-- START Extracted material --

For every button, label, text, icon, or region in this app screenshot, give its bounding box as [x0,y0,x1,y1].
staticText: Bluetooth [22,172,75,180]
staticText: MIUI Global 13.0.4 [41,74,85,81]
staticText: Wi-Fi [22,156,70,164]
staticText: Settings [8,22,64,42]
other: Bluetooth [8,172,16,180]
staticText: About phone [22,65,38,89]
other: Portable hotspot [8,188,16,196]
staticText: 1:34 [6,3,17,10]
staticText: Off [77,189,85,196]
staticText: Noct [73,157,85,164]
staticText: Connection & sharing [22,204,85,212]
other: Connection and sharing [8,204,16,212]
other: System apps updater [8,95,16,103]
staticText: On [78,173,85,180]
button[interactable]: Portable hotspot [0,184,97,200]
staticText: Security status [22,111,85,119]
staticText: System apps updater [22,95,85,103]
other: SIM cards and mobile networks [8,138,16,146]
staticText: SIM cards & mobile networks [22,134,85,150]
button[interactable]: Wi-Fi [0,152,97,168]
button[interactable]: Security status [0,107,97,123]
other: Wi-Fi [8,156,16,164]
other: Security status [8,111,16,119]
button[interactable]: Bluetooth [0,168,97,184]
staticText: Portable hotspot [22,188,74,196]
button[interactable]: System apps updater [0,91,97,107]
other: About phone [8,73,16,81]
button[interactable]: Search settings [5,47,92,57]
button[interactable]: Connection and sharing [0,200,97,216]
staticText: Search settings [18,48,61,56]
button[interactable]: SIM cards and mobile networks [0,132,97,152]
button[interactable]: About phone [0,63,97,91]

-- END Extracted material --

The task
Gather every line in the data above that contains the word "status" and copy each one out in full.

Solution below
staticText: Security status [22,111,85,119]
button[interactable]: Security status [0,107,97,123]
other: Security status [8,111,16,119]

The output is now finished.